What the exercise asks: Sift the material for lines containing "switch", and return them.

Supplied records:
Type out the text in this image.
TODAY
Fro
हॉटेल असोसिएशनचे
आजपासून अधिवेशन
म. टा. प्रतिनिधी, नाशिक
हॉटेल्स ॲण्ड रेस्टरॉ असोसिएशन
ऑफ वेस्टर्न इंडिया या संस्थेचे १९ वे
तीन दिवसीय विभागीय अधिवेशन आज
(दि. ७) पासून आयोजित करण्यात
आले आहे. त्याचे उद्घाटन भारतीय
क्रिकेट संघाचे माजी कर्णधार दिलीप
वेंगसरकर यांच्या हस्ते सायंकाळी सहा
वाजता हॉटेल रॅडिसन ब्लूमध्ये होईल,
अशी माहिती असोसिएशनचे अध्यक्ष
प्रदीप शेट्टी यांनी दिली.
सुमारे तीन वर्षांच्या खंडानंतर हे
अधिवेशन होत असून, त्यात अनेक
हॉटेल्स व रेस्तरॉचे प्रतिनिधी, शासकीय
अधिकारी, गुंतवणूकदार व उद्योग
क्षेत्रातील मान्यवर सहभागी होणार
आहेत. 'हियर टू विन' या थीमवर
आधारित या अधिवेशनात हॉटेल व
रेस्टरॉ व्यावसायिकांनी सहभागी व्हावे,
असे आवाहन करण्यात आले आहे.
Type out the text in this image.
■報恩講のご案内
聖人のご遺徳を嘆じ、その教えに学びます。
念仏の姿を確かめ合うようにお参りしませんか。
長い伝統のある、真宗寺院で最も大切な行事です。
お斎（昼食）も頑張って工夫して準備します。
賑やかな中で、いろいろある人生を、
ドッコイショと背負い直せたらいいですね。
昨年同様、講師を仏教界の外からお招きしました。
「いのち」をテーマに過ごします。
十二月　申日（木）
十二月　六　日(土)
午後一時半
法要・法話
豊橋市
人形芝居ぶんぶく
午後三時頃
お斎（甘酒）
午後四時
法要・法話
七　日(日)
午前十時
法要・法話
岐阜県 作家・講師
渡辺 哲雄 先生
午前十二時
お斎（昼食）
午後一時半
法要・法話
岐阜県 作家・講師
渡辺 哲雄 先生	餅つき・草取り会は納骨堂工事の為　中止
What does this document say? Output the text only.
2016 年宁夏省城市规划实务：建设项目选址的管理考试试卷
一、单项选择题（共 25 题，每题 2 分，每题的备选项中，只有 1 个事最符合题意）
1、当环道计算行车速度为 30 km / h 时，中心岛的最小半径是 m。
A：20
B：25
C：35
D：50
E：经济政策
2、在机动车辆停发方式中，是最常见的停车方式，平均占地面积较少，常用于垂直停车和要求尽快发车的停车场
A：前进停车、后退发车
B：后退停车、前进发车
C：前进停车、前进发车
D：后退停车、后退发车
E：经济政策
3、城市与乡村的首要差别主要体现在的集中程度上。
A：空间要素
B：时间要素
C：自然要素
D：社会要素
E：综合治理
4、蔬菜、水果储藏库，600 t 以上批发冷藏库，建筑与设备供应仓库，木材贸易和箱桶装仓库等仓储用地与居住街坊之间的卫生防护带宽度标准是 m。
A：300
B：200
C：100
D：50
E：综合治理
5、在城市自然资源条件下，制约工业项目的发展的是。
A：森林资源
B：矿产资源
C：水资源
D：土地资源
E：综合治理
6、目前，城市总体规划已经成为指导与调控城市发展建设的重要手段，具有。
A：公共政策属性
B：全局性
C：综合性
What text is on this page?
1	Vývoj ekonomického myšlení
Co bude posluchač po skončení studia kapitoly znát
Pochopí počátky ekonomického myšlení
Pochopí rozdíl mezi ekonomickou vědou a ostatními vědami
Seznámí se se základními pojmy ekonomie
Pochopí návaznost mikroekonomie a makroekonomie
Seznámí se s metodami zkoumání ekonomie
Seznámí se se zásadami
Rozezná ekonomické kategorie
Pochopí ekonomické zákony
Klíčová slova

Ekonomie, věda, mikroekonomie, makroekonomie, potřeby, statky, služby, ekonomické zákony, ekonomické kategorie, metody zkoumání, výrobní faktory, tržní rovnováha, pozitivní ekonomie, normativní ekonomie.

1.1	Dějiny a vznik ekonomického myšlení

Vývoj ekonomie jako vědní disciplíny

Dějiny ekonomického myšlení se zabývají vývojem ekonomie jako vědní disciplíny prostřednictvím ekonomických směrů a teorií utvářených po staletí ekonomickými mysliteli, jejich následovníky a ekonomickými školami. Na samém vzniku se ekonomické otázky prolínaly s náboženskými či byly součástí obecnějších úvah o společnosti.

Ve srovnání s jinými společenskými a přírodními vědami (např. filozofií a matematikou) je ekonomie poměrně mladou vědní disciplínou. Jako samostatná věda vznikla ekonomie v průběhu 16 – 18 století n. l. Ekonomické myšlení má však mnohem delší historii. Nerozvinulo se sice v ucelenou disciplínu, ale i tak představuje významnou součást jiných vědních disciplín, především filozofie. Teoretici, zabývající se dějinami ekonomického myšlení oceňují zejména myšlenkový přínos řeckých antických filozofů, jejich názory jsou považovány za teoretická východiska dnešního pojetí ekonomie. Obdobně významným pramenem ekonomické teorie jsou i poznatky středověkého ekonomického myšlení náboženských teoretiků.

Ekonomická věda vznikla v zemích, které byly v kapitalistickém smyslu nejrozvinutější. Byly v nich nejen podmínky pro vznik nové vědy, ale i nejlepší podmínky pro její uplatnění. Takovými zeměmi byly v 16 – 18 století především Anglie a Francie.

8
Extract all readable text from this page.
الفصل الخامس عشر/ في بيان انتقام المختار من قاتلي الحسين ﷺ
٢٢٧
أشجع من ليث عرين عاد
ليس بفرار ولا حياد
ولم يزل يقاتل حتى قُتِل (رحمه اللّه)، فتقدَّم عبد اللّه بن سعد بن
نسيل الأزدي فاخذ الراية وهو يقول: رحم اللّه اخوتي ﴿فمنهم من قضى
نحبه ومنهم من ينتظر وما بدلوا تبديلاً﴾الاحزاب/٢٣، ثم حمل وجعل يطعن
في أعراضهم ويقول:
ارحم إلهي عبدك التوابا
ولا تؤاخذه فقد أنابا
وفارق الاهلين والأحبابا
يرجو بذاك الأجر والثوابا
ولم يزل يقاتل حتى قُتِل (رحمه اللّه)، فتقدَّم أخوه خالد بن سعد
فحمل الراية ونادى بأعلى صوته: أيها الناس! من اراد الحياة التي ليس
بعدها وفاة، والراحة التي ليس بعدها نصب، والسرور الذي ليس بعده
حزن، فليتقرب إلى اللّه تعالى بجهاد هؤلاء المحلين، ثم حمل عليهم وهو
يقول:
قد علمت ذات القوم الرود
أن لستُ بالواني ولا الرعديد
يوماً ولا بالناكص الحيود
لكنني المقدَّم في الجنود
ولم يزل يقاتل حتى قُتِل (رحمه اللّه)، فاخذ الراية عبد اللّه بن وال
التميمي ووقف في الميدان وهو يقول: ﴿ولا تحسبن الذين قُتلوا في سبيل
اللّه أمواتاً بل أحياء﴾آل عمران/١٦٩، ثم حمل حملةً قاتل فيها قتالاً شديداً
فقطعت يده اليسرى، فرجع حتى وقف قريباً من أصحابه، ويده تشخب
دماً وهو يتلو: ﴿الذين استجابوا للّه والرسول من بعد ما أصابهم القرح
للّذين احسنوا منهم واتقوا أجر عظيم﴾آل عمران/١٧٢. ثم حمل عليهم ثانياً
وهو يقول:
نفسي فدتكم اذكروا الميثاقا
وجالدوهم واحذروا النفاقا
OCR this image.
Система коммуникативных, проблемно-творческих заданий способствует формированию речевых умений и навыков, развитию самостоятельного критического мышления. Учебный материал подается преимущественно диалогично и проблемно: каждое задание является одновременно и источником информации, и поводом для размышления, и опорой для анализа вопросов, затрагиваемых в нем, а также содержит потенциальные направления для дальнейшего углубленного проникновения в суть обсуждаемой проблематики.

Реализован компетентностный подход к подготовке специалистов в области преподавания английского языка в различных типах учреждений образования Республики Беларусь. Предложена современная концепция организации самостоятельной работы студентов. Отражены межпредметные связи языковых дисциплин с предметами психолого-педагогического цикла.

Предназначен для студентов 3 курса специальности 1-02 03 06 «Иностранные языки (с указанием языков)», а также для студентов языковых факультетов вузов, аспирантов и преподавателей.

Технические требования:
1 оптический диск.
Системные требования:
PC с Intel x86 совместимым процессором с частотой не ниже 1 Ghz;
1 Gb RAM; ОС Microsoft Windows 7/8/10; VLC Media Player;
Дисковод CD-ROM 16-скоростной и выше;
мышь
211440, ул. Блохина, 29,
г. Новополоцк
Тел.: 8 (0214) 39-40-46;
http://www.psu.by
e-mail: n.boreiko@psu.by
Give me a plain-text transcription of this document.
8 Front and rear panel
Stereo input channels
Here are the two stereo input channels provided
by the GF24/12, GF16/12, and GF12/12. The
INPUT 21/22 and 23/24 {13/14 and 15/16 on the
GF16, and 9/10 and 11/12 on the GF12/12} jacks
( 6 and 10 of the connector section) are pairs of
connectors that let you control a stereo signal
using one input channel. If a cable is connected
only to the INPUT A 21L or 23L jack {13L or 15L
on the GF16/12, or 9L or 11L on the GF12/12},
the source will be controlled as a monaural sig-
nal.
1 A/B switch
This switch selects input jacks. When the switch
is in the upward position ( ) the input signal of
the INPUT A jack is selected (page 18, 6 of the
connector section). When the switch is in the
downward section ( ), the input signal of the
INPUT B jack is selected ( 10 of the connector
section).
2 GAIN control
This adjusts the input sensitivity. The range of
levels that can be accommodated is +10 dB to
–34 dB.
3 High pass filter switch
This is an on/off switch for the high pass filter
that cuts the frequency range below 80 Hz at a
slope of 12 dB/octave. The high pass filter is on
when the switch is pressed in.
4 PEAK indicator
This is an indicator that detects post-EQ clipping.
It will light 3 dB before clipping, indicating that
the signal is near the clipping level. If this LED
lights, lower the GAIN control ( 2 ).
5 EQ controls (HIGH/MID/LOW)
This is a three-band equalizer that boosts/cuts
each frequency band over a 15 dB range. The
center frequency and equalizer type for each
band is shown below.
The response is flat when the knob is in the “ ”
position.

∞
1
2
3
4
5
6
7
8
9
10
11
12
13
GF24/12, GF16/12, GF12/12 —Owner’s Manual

Final result:
1 A/B switch
This switch selects input jacks. When the switch
connector section). When the switch is in the
3 High pass filter switch
This is an on/off switch for the high pass filter
when the switch is pressed in.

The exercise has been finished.